Short task – Find every line in the records below that holds the word "Amplifier" and copy it.

----

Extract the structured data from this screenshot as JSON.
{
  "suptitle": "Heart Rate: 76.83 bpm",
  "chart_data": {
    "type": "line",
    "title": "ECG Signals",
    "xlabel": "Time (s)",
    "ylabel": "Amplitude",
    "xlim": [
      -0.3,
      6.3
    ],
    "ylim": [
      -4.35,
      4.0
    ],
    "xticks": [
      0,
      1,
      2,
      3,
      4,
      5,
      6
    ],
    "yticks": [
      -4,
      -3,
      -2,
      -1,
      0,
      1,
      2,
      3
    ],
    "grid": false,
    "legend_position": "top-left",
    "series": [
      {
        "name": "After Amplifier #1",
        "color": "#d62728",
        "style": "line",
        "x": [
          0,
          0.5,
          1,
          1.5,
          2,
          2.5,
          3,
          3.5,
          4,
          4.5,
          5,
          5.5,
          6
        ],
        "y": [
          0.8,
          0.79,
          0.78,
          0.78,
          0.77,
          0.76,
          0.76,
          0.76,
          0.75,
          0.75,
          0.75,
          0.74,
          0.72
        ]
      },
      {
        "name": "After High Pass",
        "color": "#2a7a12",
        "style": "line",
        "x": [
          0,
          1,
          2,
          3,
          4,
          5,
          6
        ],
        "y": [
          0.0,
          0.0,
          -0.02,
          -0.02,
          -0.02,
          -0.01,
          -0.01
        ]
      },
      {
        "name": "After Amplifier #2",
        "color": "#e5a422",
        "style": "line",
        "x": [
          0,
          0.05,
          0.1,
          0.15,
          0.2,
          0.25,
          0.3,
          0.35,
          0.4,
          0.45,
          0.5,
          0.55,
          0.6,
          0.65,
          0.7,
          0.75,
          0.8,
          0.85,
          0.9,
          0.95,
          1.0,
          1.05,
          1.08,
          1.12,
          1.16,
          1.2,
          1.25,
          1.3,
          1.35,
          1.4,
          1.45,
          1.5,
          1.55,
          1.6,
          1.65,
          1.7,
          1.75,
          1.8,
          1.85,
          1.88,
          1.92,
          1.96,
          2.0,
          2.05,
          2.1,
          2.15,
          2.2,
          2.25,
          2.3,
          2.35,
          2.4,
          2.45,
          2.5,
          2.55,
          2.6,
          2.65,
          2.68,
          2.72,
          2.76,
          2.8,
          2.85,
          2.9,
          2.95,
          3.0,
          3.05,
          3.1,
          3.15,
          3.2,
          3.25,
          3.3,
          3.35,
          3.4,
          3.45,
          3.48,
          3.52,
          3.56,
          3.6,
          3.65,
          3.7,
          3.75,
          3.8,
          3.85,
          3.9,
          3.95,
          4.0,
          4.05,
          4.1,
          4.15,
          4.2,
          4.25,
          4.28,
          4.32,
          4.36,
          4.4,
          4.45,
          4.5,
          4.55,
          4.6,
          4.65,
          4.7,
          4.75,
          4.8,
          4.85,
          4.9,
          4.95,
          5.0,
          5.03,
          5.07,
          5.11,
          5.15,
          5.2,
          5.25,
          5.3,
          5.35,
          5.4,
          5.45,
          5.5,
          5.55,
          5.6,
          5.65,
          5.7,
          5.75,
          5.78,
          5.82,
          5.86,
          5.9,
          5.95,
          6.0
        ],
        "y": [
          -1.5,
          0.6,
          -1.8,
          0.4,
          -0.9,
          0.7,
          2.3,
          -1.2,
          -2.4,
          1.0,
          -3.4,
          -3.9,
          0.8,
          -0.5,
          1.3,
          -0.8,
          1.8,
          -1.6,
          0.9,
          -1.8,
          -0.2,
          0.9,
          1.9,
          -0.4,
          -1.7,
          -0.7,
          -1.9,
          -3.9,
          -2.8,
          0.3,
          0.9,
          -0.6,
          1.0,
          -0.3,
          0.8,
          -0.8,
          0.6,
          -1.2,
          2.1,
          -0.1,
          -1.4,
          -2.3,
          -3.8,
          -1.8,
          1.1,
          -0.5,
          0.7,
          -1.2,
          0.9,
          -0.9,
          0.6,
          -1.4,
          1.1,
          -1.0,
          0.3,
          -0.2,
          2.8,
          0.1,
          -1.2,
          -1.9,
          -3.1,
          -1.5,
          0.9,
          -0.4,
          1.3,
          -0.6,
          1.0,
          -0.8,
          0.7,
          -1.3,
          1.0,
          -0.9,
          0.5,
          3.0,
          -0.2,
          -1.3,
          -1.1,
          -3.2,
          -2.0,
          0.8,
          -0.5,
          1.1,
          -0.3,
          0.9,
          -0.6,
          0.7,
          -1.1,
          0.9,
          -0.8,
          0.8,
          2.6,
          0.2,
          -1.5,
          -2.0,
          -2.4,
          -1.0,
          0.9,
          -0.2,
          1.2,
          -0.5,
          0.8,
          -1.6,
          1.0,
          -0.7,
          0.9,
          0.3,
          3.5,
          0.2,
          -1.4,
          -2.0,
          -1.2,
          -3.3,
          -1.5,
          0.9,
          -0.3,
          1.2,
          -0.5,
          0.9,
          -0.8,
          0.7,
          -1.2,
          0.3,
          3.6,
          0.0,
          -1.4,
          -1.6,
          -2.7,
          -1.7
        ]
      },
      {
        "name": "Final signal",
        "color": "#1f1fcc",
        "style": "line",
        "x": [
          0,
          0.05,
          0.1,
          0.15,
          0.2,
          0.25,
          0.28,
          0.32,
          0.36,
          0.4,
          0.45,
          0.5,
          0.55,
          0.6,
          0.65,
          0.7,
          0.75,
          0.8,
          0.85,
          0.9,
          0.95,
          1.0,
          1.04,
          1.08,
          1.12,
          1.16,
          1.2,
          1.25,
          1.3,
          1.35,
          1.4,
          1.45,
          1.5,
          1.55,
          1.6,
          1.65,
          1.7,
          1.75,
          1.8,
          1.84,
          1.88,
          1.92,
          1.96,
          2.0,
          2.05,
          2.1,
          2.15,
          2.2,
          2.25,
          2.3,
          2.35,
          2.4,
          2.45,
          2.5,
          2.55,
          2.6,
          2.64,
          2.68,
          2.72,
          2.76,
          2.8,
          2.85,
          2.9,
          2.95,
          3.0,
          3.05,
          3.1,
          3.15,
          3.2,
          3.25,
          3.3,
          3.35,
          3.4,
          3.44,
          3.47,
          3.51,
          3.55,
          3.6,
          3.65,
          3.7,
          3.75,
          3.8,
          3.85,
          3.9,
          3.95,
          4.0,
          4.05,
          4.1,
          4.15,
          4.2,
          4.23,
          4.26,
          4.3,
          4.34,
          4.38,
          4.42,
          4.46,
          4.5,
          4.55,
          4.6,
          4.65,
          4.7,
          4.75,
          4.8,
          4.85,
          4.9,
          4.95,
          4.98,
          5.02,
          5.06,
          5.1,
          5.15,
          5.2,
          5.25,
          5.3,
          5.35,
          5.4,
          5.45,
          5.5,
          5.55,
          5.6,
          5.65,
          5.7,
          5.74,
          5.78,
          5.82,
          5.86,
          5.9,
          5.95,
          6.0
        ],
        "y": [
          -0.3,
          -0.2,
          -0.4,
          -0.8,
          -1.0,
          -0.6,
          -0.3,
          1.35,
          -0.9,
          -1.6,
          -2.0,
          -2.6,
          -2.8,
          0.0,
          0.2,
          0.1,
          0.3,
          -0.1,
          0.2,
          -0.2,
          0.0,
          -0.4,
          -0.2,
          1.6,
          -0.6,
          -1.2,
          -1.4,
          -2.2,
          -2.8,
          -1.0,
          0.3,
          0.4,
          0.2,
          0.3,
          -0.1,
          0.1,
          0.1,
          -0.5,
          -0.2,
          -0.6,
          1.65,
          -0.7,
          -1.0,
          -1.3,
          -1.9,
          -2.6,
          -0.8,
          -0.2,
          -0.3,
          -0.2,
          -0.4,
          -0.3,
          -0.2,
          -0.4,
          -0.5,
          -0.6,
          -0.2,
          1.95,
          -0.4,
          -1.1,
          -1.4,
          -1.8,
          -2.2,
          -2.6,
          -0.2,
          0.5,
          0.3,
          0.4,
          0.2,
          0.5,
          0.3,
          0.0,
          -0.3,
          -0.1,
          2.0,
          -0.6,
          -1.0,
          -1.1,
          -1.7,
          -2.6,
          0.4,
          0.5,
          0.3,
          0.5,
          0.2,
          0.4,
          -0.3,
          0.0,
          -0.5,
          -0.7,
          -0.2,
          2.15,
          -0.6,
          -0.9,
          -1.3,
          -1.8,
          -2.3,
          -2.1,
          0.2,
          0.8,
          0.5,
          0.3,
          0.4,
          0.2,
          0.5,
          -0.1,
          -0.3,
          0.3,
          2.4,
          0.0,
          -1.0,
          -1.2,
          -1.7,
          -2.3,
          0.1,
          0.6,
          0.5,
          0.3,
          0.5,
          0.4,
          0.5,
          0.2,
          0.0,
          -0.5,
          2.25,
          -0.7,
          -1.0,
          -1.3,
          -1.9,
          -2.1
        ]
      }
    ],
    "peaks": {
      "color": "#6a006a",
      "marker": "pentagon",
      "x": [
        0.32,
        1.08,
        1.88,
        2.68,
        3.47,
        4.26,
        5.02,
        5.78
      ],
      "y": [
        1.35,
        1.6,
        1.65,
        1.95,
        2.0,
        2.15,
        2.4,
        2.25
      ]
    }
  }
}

----

Solution –
        "name": "After Amplifier #1",
        "name": "After Amplifier #2",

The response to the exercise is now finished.